RAW RECORDS
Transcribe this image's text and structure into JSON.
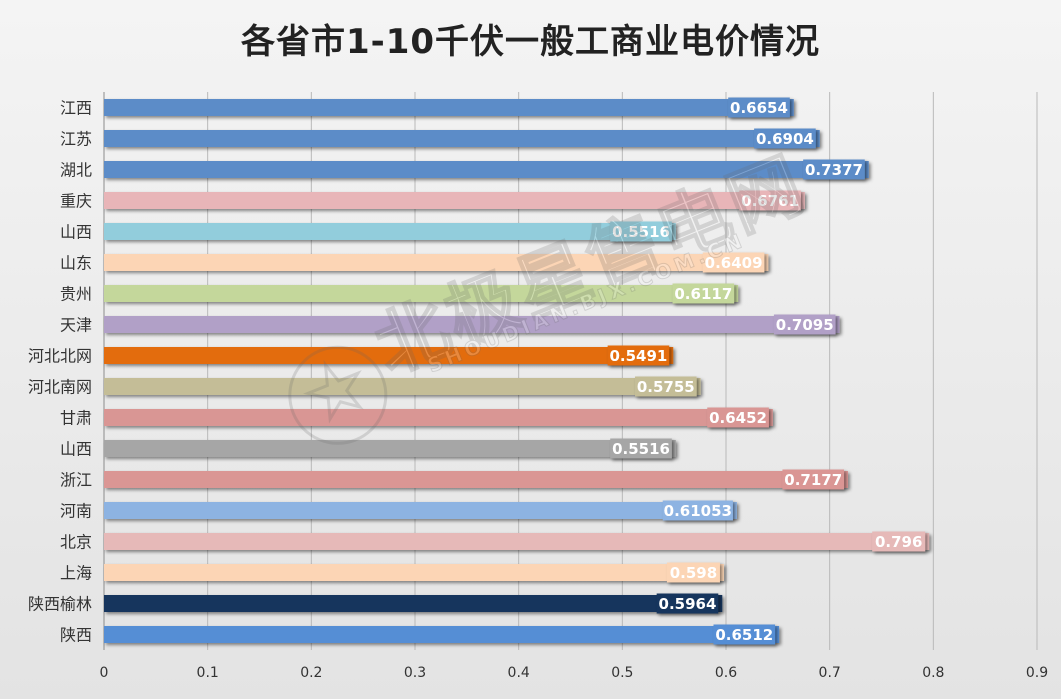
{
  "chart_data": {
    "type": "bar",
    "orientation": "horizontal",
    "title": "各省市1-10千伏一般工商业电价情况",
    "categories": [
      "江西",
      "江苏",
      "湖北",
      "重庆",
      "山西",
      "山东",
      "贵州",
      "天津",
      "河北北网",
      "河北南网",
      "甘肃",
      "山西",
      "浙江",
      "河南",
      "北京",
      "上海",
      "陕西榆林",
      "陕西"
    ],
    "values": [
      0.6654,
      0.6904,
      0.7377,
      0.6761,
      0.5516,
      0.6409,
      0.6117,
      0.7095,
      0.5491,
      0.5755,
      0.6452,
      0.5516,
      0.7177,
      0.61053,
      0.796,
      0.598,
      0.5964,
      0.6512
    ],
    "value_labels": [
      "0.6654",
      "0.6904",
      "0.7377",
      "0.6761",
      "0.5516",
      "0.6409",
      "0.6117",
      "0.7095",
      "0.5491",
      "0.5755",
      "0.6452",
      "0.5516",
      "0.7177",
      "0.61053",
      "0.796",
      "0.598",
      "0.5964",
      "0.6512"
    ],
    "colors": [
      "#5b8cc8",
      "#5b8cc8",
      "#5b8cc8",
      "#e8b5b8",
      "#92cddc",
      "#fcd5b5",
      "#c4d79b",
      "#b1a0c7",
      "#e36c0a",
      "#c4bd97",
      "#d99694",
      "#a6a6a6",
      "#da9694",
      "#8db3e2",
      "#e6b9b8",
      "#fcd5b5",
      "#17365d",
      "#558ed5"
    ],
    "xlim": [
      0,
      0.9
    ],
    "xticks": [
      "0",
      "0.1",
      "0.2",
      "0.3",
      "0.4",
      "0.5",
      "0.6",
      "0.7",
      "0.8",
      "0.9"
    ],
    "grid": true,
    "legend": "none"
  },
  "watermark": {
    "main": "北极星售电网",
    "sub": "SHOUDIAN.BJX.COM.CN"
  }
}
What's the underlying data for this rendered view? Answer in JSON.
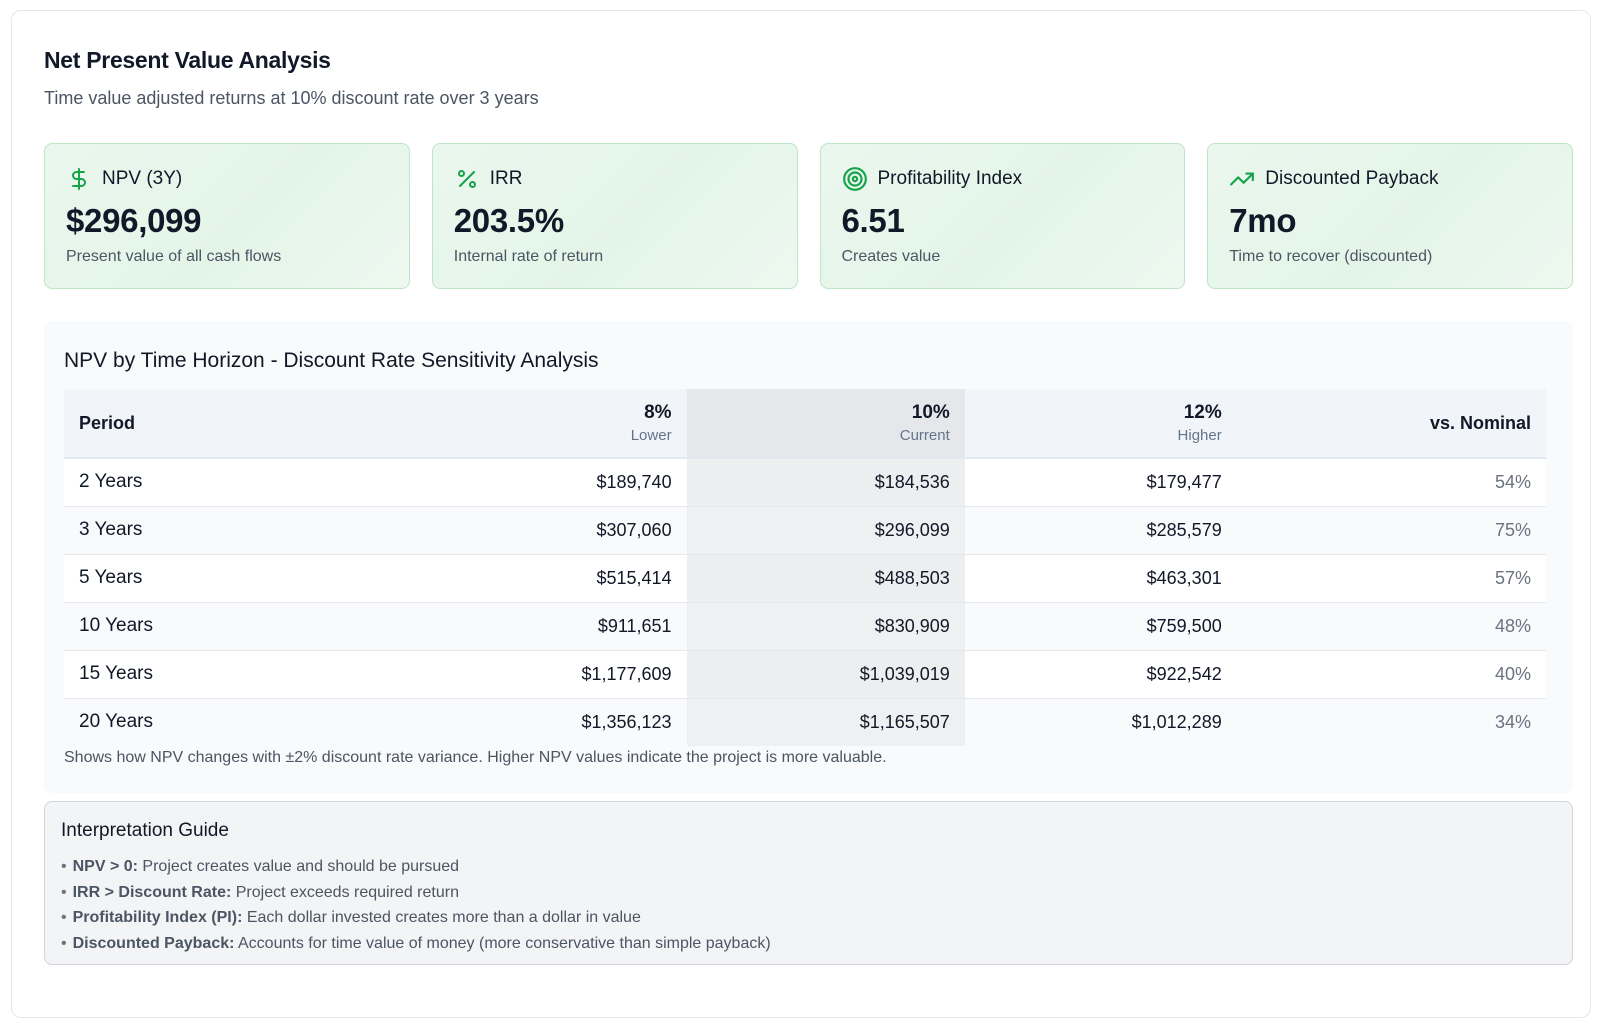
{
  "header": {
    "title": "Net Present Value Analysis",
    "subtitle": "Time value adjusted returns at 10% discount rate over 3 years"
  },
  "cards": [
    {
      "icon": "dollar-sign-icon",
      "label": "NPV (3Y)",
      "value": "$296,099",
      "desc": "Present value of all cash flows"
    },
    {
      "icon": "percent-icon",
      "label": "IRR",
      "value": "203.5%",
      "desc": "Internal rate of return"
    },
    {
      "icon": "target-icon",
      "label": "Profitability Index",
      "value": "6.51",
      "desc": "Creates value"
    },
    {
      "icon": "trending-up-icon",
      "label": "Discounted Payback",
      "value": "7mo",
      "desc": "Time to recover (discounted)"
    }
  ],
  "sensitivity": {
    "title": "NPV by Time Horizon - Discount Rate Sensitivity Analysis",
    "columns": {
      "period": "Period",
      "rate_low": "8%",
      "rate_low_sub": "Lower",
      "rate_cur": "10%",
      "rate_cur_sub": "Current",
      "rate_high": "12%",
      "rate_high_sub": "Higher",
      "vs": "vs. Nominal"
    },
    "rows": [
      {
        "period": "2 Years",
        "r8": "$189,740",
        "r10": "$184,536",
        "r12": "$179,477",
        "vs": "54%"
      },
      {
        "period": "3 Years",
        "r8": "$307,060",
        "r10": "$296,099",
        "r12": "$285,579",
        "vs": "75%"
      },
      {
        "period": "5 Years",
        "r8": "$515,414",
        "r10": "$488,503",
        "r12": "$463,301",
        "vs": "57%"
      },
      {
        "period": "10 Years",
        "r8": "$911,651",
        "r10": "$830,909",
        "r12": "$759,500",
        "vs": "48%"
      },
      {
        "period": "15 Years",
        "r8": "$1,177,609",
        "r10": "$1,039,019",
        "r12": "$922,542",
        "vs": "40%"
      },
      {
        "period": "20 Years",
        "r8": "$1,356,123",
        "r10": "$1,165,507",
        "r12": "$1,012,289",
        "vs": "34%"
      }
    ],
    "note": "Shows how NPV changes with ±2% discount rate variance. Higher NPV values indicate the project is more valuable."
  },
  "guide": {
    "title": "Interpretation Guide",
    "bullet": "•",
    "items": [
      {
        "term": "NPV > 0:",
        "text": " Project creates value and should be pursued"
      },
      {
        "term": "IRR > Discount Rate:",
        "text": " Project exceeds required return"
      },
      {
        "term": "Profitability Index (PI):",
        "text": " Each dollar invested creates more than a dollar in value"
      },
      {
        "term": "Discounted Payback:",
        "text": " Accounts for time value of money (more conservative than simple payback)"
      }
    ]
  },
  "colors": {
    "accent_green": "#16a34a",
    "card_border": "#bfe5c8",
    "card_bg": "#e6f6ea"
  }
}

PROBLEM STATEMENT
Reproduce the material above in full and without alteration, but skip all pictures.

REPLY TO THE EXERCISE
Transcribe this image's text and structure into JSON.
{
  "chart_data": {
    "type": "bar",
    "orientation": "horizontal",
    "title": "各省市1-10千伏一般工商业电价情况",
    "categories": [
      "江西",
      "江苏",
      "湖北",
      "重庆",
      "山西",
      "山东",
      "贵州",
      "天津",
      "河北北网",
      "河北南网",
      "甘肃",
      "山西",
      "浙江",
      "河南",
      "北京",
      "上海",
      "陕西榆林",
      "陕西"
    ],
    "values": [
      0.6654,
      0.6904,
      0.7377,
      0.6761,
      0.5516,
      0.6409,
      0.6117,
      0.7095,
      0.5491,
      0.5755,
      0.6452,
      0.5516,
      0.7177,
      0.61053,
      0.796,
      0.598,
      0.5964,
      0.6512
    ],
    "value_labels": [
      "0.6654",
      "0.6904",
      "0.7377",
      "0.6761",
      "0.5516",
      "0.6409",
      "0.6117",
      "0.7095",
      "0.5491",
      "0.5755",
      "0.6452",
      "0.5516",
      "0.7177",
      "0.61053",
      "0.796",
      "0.598",
      "0.5964",
      "0.6512"
    ],
    "colors": [
      "#5b8cc8",
      "#5b8cc8",
      "#5b8cc8",
      "#e8b5b8",
      "#92cddc",
      "#fcd5b5",
      "#c4d79b",
      "#b1a0c7",
      "#e36c0a",
      "#c4bd97",
      "#d99694",
      "#a6a6a6",
      "#da9694",
      "#8db3e2",
      "#e6b9b8",
      "#fcd5b5",
      "#17365d",
      "#558ed5"
    ],
    "xlim": [
      0,
      0.9
    ],
    "xticks": [
      "0",
      "0.1",
      "0.2",
      "0.3",
      "0.4",
      "0.5",
      "0.6",
      "0.7",
      "0.8",
      "0.9"
    ],
    "grid": true,
    "legend": "none"
  },
  "watermark": {
    "main": "北极星售电网",
    "sub": "SHOUDIAN.BJX.COM.CN"
  }
}
What's the underlying data for this rendered view? Answer in JSON.
{
  "header": {
    "title": "Net Present Value Analysis",
    "subtitle": "Time value adjusted returns at 10% discount rate over 3 years"
  },
  "cards": [
    {
      "icon": "dollar-sign-icon",
      "label": "NPV (3Y)",
      "value": "$296,099",
      "desc": "Present value of all cash flows"
    },
    {
      "icon": "percent-icon",
      "label": "IRR",
      "value": "203.5%",
      "desc": "Internal rate of return"
    },
    {
      "icon": "target-icon",
      "label": "Profitability Index",
      "value": "6.51",
      "desc": "Creates value"
    },
    {
      "icon": "trending-up-icon",
      "label": "Discounted Payback",
      "value": "7mo",
      "desc": "Time to recover (discounted)"
    }
  ],
  "sensitivity": {
    "title": "NPV by Time Horizon - Discount Rate Sensitivity Analysis",
    "columns": {
      "period": "Period",
      "rate_low": "8%",
      "rate_low_sub": "Lower",
      "rate_cur": "10%",
      "rate_cur_sub": "Current",
      "rate_high": "12%",
      "rate_high_sub": "Higher",
      "vs": "vs. Nominal"
    },
    "rows": [
      {
        "period": "2 Years",
        "r8": "$189,740",
        "r10": "$184,536",
        "r12": "$179,477",
        "vs": "54%"
      },
      {
        "period": "3 Years",
        "r8": "$307,060",
        "r10": "$296,099",
        "r12": "$285,579",
        "vs": "75%"
      },
      {
        "period": "5 Years",
        "r8": "$515,414",
        "r10": "$488,503",
        "r12": "$463,301",
        "vs": "57%"
      },
      {
        "period": "10 Years",
        "r8": "$911,651",
        "r10": "$830,909",
        "r12": "$759,500",
        "vs": "48%"
      },
      {
        "period": "15 Years",
        "r8": "$1,177,609",
        "r10": "$1,039,019",
        "r12": "$922,542",
        "vs": "40%"
      },
      {
        "period": "20 Years",
        "r8": "$1,356,123",
        "r10": "$1,165,507",
        "r12": "$1,012,289",
        "vs": "34%"
      }
    ],
    "note": "Shows how NPV changes with ±2% discount rate variance. Higher NPV values indicate the project is more valuable."
  },
  "guide": {
    "title": "Interpretation Guide",
    "bullet": "•",
    "items": [
      {
        "term": "NPV > 0:",
        "text": " Project creates value and should be pursued"
      },
      {
        "term": "IRR > Discount Rate:",
        "text": " Project exceeds required return"
      },
      {
        "term": "Profitability Index (PI):",
        "text": " Each dollar invested creates more than a dollar in value"
      },
      {
        "term": "Discounted Payback:",
        "text": " Accounts for time value of money (more conservative than simple payback)"
      }
    ]
  },
  "colors": {
    "accent_green": "#16a34a",
    "card_border": "#bfe5c8",
    "card_bg": "#e6f6ea"
  }
}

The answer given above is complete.